>>>>>

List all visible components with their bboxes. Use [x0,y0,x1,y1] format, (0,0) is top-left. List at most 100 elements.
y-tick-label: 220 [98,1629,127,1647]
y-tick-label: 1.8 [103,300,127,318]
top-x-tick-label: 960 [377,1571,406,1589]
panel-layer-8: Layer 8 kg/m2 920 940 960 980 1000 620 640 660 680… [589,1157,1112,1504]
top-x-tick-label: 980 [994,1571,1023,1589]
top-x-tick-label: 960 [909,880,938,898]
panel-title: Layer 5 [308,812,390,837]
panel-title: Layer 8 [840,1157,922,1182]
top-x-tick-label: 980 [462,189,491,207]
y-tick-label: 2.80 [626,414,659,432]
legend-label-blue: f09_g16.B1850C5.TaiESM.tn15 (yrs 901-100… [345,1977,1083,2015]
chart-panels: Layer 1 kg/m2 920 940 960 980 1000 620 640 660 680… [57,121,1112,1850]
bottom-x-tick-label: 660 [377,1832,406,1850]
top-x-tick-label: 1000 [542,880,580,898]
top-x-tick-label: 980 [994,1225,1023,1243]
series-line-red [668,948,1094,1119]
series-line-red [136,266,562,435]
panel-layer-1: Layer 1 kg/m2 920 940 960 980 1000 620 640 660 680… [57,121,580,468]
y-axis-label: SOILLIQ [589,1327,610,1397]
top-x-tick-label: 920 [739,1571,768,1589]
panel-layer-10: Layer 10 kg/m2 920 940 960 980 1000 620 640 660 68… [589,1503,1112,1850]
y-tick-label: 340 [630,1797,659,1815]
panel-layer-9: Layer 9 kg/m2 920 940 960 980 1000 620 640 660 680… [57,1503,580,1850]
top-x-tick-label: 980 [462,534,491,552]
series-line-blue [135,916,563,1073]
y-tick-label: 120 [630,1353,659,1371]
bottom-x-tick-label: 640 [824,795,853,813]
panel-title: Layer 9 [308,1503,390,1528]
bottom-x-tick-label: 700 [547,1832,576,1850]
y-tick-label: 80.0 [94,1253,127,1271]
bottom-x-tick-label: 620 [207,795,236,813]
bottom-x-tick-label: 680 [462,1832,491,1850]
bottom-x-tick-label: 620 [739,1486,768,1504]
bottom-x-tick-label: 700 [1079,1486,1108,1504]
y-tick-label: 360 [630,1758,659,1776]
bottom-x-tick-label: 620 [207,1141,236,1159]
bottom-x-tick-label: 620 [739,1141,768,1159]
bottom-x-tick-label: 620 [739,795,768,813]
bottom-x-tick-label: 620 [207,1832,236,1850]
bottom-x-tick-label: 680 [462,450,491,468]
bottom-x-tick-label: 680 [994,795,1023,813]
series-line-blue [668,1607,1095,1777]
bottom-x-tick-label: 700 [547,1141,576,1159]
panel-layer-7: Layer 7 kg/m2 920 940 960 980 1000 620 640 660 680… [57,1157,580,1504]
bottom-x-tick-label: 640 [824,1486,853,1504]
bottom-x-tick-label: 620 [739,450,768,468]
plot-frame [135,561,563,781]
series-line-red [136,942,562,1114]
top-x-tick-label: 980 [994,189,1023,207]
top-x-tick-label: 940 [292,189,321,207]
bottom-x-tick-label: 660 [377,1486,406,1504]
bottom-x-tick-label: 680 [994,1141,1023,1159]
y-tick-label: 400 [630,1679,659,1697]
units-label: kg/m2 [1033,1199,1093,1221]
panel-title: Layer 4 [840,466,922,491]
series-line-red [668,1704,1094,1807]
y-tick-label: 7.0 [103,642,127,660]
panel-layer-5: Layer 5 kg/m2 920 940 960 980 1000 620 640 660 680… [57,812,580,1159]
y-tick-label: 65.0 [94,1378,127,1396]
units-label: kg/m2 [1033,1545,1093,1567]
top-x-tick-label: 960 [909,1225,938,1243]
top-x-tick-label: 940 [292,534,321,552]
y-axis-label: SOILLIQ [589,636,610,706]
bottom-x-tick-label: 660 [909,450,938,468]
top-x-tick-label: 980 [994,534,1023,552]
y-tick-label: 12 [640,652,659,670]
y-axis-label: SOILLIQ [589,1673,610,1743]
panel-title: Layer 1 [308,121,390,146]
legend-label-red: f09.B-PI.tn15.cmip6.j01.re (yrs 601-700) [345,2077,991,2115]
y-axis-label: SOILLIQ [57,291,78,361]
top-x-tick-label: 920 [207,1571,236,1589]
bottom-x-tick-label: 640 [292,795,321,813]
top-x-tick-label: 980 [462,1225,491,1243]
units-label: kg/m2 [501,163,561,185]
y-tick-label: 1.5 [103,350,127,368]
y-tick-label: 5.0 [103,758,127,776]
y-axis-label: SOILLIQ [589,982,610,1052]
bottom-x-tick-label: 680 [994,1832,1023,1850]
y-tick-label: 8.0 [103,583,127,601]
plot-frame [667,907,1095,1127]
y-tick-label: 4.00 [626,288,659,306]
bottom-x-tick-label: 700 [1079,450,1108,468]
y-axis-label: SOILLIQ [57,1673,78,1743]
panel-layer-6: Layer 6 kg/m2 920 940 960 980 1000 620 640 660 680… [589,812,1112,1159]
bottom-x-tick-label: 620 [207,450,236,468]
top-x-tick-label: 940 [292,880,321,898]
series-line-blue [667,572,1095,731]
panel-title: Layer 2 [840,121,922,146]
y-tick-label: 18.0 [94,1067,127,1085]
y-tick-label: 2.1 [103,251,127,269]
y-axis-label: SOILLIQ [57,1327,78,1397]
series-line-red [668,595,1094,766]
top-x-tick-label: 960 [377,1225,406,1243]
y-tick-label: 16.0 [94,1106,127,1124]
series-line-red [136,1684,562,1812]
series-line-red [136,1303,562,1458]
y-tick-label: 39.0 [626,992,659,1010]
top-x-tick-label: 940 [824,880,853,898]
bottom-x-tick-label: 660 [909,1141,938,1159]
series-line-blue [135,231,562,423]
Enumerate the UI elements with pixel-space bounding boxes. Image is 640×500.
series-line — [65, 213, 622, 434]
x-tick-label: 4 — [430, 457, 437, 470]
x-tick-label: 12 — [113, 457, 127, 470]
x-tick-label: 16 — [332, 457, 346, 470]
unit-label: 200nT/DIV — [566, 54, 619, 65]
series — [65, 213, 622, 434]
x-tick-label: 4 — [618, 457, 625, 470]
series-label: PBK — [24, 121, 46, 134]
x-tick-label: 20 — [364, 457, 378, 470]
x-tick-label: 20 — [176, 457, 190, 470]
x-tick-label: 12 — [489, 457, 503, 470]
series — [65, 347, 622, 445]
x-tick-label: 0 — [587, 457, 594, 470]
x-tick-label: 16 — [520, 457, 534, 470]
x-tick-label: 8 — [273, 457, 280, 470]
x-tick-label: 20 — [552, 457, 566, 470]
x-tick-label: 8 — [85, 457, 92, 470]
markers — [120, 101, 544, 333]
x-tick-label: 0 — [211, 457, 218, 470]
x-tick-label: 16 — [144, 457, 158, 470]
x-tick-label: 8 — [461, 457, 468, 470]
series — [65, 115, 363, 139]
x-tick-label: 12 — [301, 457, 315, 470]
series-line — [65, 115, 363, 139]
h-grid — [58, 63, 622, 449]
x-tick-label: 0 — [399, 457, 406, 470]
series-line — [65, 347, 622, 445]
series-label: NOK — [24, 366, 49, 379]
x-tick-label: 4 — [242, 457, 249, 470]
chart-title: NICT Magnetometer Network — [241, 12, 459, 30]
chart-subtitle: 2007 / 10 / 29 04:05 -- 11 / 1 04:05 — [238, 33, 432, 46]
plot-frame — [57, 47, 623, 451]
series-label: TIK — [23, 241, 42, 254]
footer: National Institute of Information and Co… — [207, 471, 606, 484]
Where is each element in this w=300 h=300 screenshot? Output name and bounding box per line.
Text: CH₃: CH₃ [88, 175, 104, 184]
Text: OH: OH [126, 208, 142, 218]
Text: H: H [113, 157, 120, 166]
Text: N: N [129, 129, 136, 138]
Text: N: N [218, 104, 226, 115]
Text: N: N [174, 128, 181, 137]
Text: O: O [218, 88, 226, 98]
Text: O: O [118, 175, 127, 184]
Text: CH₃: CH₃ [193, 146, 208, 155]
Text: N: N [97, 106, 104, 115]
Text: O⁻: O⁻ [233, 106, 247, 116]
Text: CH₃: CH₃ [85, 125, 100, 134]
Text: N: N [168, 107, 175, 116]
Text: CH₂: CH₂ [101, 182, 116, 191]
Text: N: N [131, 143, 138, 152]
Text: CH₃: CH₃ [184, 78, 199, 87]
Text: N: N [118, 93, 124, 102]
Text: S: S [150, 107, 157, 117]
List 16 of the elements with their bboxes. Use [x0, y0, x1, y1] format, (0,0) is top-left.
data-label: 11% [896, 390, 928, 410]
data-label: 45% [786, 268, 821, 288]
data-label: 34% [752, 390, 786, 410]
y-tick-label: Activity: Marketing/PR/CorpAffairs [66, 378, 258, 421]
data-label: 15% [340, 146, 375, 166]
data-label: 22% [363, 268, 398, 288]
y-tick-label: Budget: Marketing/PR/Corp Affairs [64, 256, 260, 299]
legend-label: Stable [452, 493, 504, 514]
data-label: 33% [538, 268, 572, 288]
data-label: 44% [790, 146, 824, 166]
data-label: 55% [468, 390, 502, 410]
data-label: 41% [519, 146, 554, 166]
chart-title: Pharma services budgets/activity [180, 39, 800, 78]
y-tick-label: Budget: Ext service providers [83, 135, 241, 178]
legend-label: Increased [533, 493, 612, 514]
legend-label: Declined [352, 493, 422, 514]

<<<<<

* Work instructions
Reproduce verbatim the stretch of the records from the beginning through the line containing "y-tick-label: 2.80 [626,414,659,432]", including that line.

* Final result
List all visible components with their bboxes. Use [x0,y0,x1,y1] format, (0,0) is top-left. List at most 100 elements.
y-tick-label: 220 [98,1629,127,1647]
y-tick-label: 1.8 [103,300,127,318]
top-x-tick-label: 960 [377,1571,406,1589]
panel-layer-8: Layer 8 kg/m2 920 940 960 980 1000 620 640 660 680… [589,1157,1112,1504]
top-x-tick-label: 980 [994,1571,1023,1589]
top-x-tick-label: 960 [909,880,938,898]
panel-title: Layer 5 [308,812,390,837]
panel-title: Layer 8 [840,1157,922,1182]
top-x-tick-label: 980 [462,189,491,207]
y-tick-label: 2.80 [626,414,659,432]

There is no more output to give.